◆ Exercise goal
Only the number is wanted: how many lines contain the word "Birth"?

[Data excerpts]

....

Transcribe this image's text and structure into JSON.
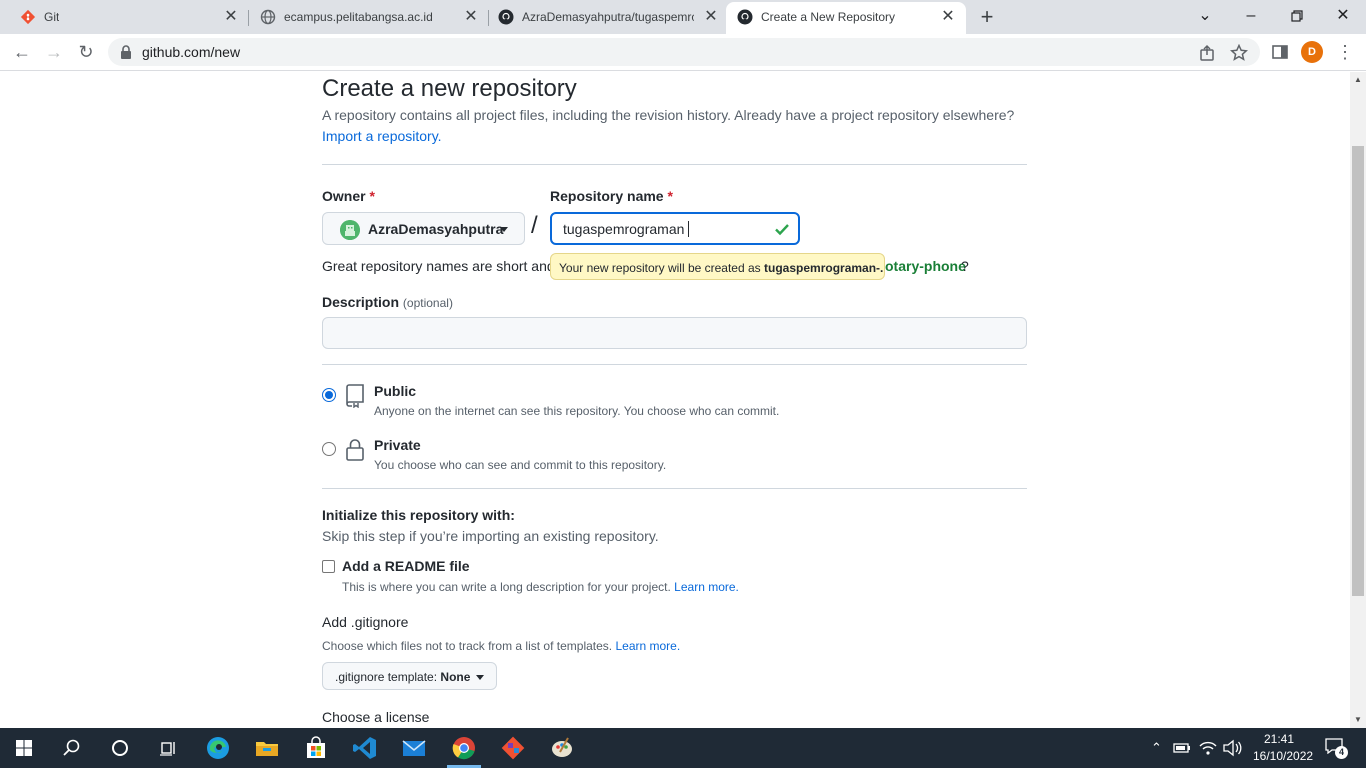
{
  "browser": {
    "tabs": [
      {
        "title": "Git",
        "icon": "git-icon",
        "active": false
      },
      {
        "title": "ecampus.pelitabangsa.ac.id",
        "icon": "globe-icon",
        "active": false
      },
      {
        "title": "AzraDemasyahputra/tugaspemrc",
        "icon": "github-icon",
        "active": false
      },
      {
        "title": "Create a New Repository",
        "icon": "github-icon",
        "active": true
      }
    ],
    "close_glyph": "✕",
    "new_tab_glyph": "+",
    "url": "github.com/new",
    "profile_initial": "D"
  },
  "page": {
    "title": "Create a new repository",
    "lead": "A repository contains all project files, including the revision history. Already have a project repository elsewhere?",
    "import_link": "Import a repository.",
    "owner_label": "Owner",
    "repo_label": "Repository name",
    "required_mark": "*",
    "owner_value": "AzraDemasyahputra",
    "slash": "/",
    "repo_value": "tugaspemrograman",
    "hint_prefix": "Great repository names are short and",
    "hint_suggestion": "otary-phone",
    "hint_suffix": "?",
    "tooltip_prefix": "Your new repository will be created as",
    "tooltip_name": "tugaspemrograman-.",
    "description_label": "Description",
    "description_optional": "(optional)",
    "description_value": "",
    "visibility": [
      {
        "title": "Public",
        "desc": "Anyone on the internet can see this repository. You choose who can commit.",
        "selected": true
      },
      {
        "title": "Private",
        "desc": "You choose who can see and commit to this repository.",
        "selected": false
      }
    ],
    "init_title": "Initialize this repository with:",
    "init_sub": "Skip this step if you’re importing an existing repository.",
    "readme_label": "Add a README file",
    "readme_note": "This is where you can write a long description for your project.",
    "learn_more": "Learn more.",
    "gitignore_title": "Add .gitignore",
    "gitignore_note": "Choose which files not to track from a list of templates.",
    "gitignore_btn_prefix": ".gitignore template:",
    "gitignore_btn_value": "None",
    "license_title": "Choose a license"
  },
  "taskbar": {
    "apps": [
      "windows-start",
      "search",
      "cortana",
      "task-view",
      "edge",
      "file-explorer",
      "microsoft-store",
      "vs-code",
      "mail",
      "chrome",
      "git-gui",
      "paint"
    ],
    "time": "21:41",
    "date": "16/10/2022",
    "notifications": "4"
  },
  "colors": {
    "accent": "#0969da",
    "success": "#1a7f37",
    "tooltip_bg": "#fff8c5",
    "taskbar": "#1f2a36"
  }
}
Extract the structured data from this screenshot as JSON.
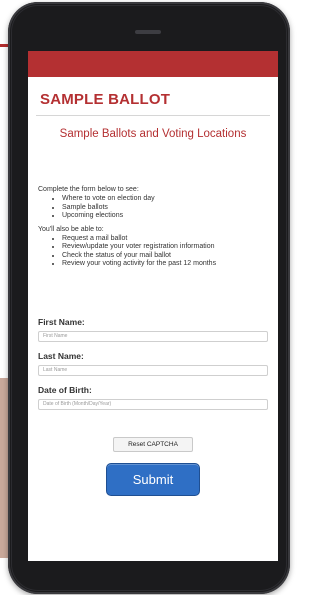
{
  "brand": {
    "title": "SAMPLE BALLOT"
  },
  "page": {
    "subtitle": "Sample Ballots and Voting Locations"
  },
  "intro": {
    "lead": "Complete the form below to see:",
    "items": [
      "Where to vote on election day",
      "Sample ballots",
      "Upcoming elections"
    ],
    "also_lead": "You'll also be able to:",
    "also_items": [
      "Request a mail ballot",
      "Review/update your voter registration information",
      "Check the status of your mail ballot",
      "Review your voting activity for the past 12 months"
    ]
  },
  "form": {
    "first_name_label": "First Name:",
    "first_name_placeholder": "First Name",
    "last_name_label": "Last Name:",
    "last_name_placeholder": "Last Name",
    "dob_label": "Date of Birth:",
    "dob_placeholder": "Date of Birth (Month/Day/Year)",
    "captcha_label": "Reset CAPTCHA",
    "submit_label": "Submit"
  },
  "colors": {
    "brand_red": "#b43032",
    "submit_blue": "#2f6fc5"
  }
}
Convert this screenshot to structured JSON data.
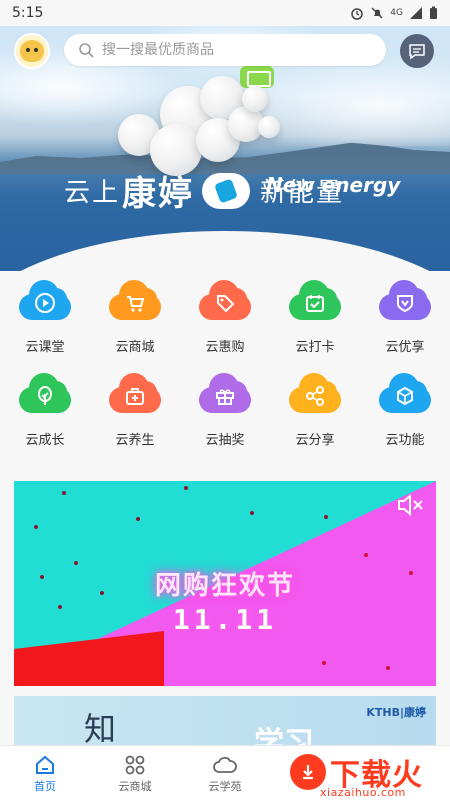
{
  "status_bar": {
    "time": "5:15",
    "network": "4G"
  },
  "header": {
    "search_placeholder": "搜一搜最优质商品"
  },
  "hero": {
    "title_small": "云上",
    "title_large": "康婷",
    "title_en": "New energy",
    "title_tail": "新能量"
  },
  "grid": {
    "items": [
      {
        "label": "云课堂",
        "icon": "play-icon",
        "color": "#1ea7f0"
      },
      {
        "label": "云商城",
        "icon": "cart-icon",
        "color": "#ff9a1e"
      },
      {
        "label": "云惠购",
        "icon": "tag-icon",
        "color": "#ff6b4a"
      },
      {
        "label": "云打卡",
        "icon": "calendar-icon",
        "color": "#2ec55a"
      },
      {
        "label": "云优享",
        "icon": "shield-icon",
        "color": "#8a6bf0"
      },
      {
        "label": "云成长",
        "icon": "tree-icon",
        "color": "#2ec55a"
      },
      {
        "label": "云养生",
        "icon": "medkit-icon",
        "color": "#ff6b4a"
      },
      {
        "label": "云抽奖",
        "icon": "gift-icon",
        "color": "#b06be8"
      },
      {
        "label": "云分享",
        "icon": "share-icon",
        "color": "#ffb11e"
      },
      {
        "label": "云功能",
        "icon": "cube-icon",
        "color": "#1ea7f0"
      }
    ]
  },
  "banner": {
    "title": "网购狂欢节",
    "subtitle": "11.11"
  },
  "banner2": {
    "char": "知",
    "brand": "KTHB|康婷",
    "big_text": "学习"
  },
  "bottom_nav": {
    "items": [
      {
        "label": "首页",
        "icon": "home-icon",
        "active": true
      },
      {
        "label": "云商城",
        "icon": "grid-icon",
        "active": false
      },
      {
        "label": "云学苑",
        "icon": "cloud-icon",
        "active": false
      }
    ]
  },
  "watermark": {
    "text": "下载火",
    "url": "xiazaihuo.com"
  },
  "colors": {
    "accent": "#1a7be0",
    "watermark": "#ff3b1f"
  }
}
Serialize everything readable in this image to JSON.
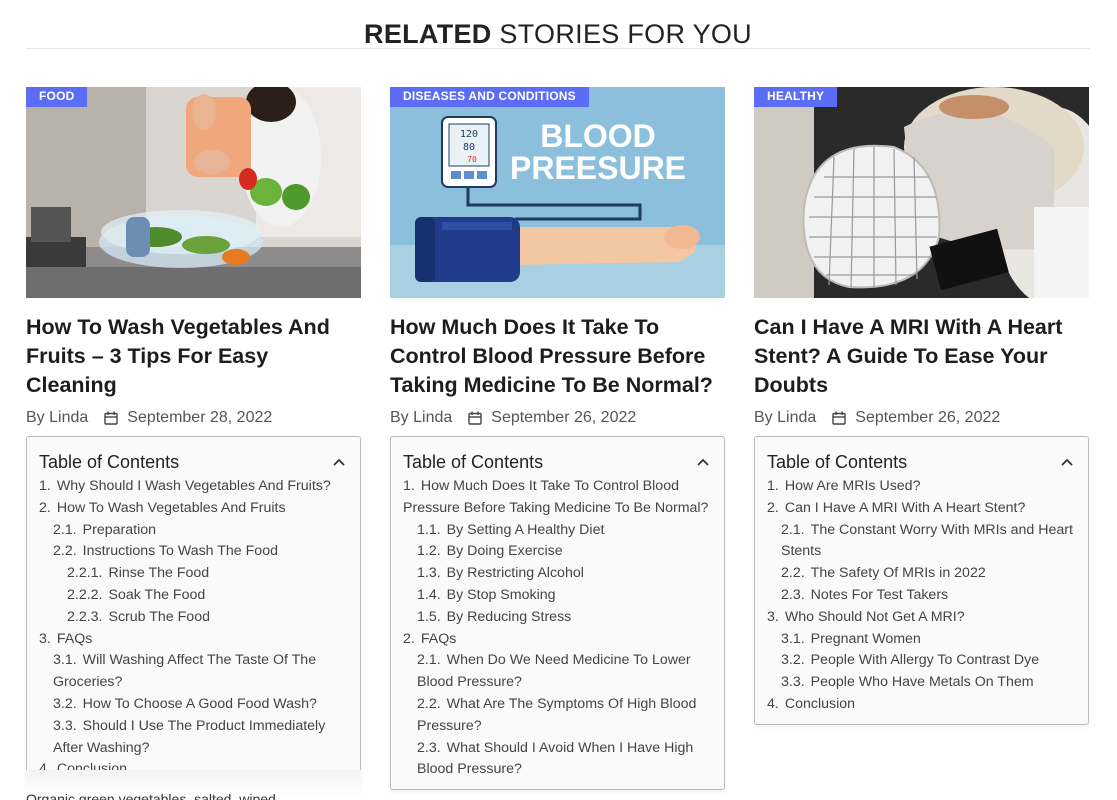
{
  "section": {
    "title_bold": "RELATED",
    "title_light": " STORIES FOR YOU",
    "accent_color": "#d4f53c"
  },
  "badge_color": "#5b6cf5",
  "cards": [
    {
      "category": "FOOD",
      "title": "How To Wash Vegetables And Fruits – 3 Tips For Easy Cleaning",
      "author": "By Linda",
      "date": "September 28, 2022",
      "toc_title": "Table of Contents",
      "toc": [
        {
          "num": "1.",
          "text": "Why Should I Wash Vegetables And Fruits?",
          "level": 1
        },
        {
          "num": "2.",
          "text": "How To Wash Vegetables And Fruits",
          "level": 1
        },
        {
          "num": "2.1.",
          "text": "Preparation",
          "level": 2
        },
        {
          "num": "2.2.",
          "text": "Instructions To Wash The Food",
          "level": 2
        },
        {
          "num": "2.2.1.",
          "text": "Rinse The Food",
          "level": 3
        },
        {
          "num": "2.2.2.",
          "text": "Soak The Food",
          "level": 3
        },
        {
          "num": "2.2.3.",
          "text": "Scrub The Food",
          "level": 3
        },
        {
          "num": "3.",
          "text": "FAQs",
          "level": 1
        },
        {
          "num": "3.1.",
          "text": "Will Washing Affect The Taste Of The Groceries?",
          "level": 2
        },
        {
          "num": "3.2.",
          "text": "How To Choose A Good Food Wash?",
          "level": 2
        },
        {
          "num": "3.3.",
          "text": "Should I Use The Product Immediately After Washing?",
          "level": 2
        },
        {
          "num": "4.",
          "text": "Conclusion",
          "level": 1
        }
      ]
    },
    {
      "category": "DISEASES AND CONDITIONS",
      "title": "How Much Does It Take To Control Blood Pressure Before Taking Medicine To Be Normal?",
      "author": "By Linda",
      "date": "September 26, 2022",
      "image_text_line1": "BLOOD",
      "image_text_line2": "PREESURE",
      "monitor_readings": [
        "120",
        "80",
        "70"
      ],
      "toc_title": "Table of Contents",
      "toc": [
        {
          "num": "1.",
          "text": "How Much Does It Take To Control Blood Pressure Before Taking Medicine To Be Normal?",
          "level": 1
        },
        {
          "num": "1.1.",
          "text": "By Setting A Healthy Diet",
          "level": 2
        },
        {
          "num": "1.2.",
          "text": "By Doing Exercise",
          "level": 2
        },
        {
          "num": "1.3.",
          "text": "By Restricting Alcohol",
          "level": 2
        },
        {
          "num": "1.4.",
          "text": "By Stop Smoking",
          "level": 2
        },
        {
          "num": "1.5.",
          "text": "By Reducing Stress",
          "level": 2
        },
        {
          "num": "2.",
          "text": "FAQs",
          "level": 1
        },
        {
          "num": "2.1.",
          "text": "When Do We Need Medicine To Lower Blood Pressure?",
          "level": 2
        },
        {
          "num": "2.2.",
          "text": "What Are The Symptoms Of High Blood Pressure?",
          "level": 2
        },
        {
          "num": "2.3.",
          "text": "What Should I Avoid When I Have High Blood Pressure?",
          "level": 2
        }
      ]
    },
    {
      "category": "HEALTHY",
      "title": "Can I Have A MRI With A Heart Stent? A Guide To Ease Your Doubts",
      "author": "By Linda",
      "date": "September 26, 2022",
      "toc_title": "Table of Contents",
      "toc": [
        {
          "num": "1.",
          "text": "How Are MRIs Used?",
          "level": 1
        },
        {
          "num": "2.",
          "text": "Can I Have A MRI With A Heart Stent?",
          "level": 1
        },
        {
          "num": "2.1.",
          "text": "The Constant Worry With MRIs and Heart Stents",
          "level": 2
        },
        {
          "num": "2.2.",
          "text": "The Safety Of MRIs in 2022",
          "level": 2
        },
        {
          "num": "2.3.",
          "text": "Notes For Test Takers",
          "level": 2
        },
        {
          "num": "3.",
          "text": "Who Should Not Get A MRI?",
          "level": 1
        },
        {
          "num": "3.1.",
          "text": "Pregnant Women",
          "level": 2
        },
        {
          "num": "3.2.",
          "text": "People With Allergy To Contrast Dye",
          "level": 2
        },
        {
          "num": "3.3.",
          "text": "People Who Have Metals On Them",
          "level": 2
        },
        {
          "num": "4.",
          "text": "Conclusion",
          "level": 1
        }
      ]
    }
  ],
  "bottom_snippet": "Organic green vegetables, salted, wiped"
}
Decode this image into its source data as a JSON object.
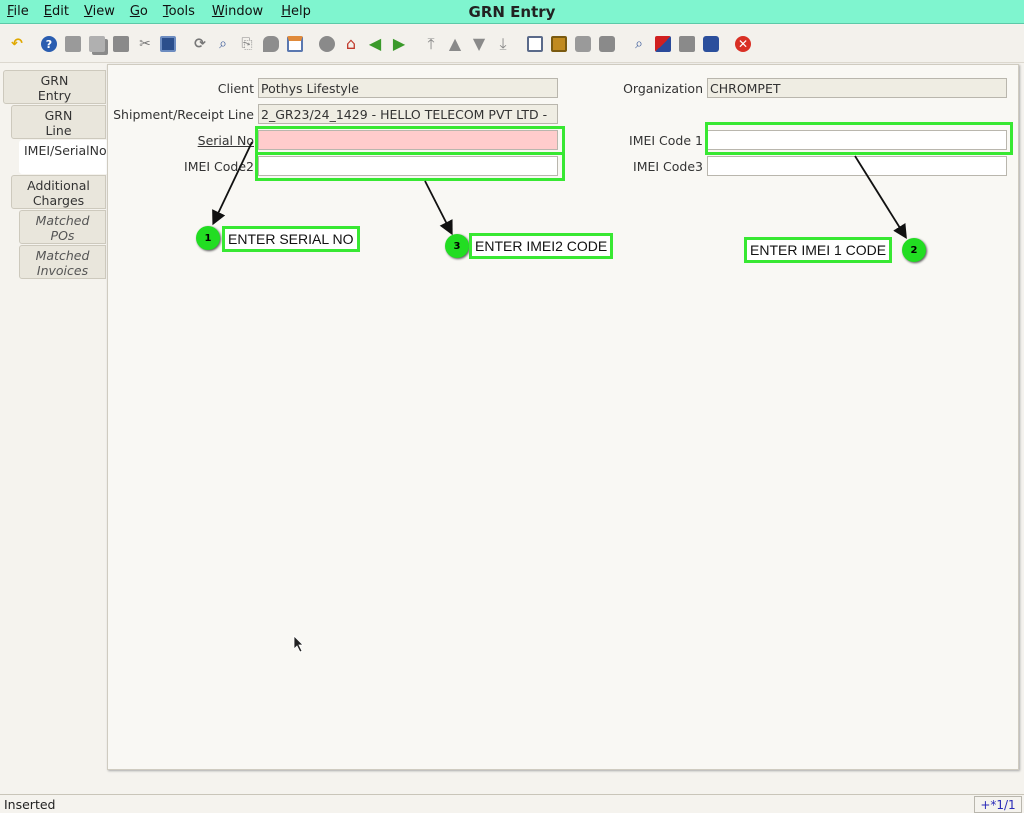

....

◆ Completed task
2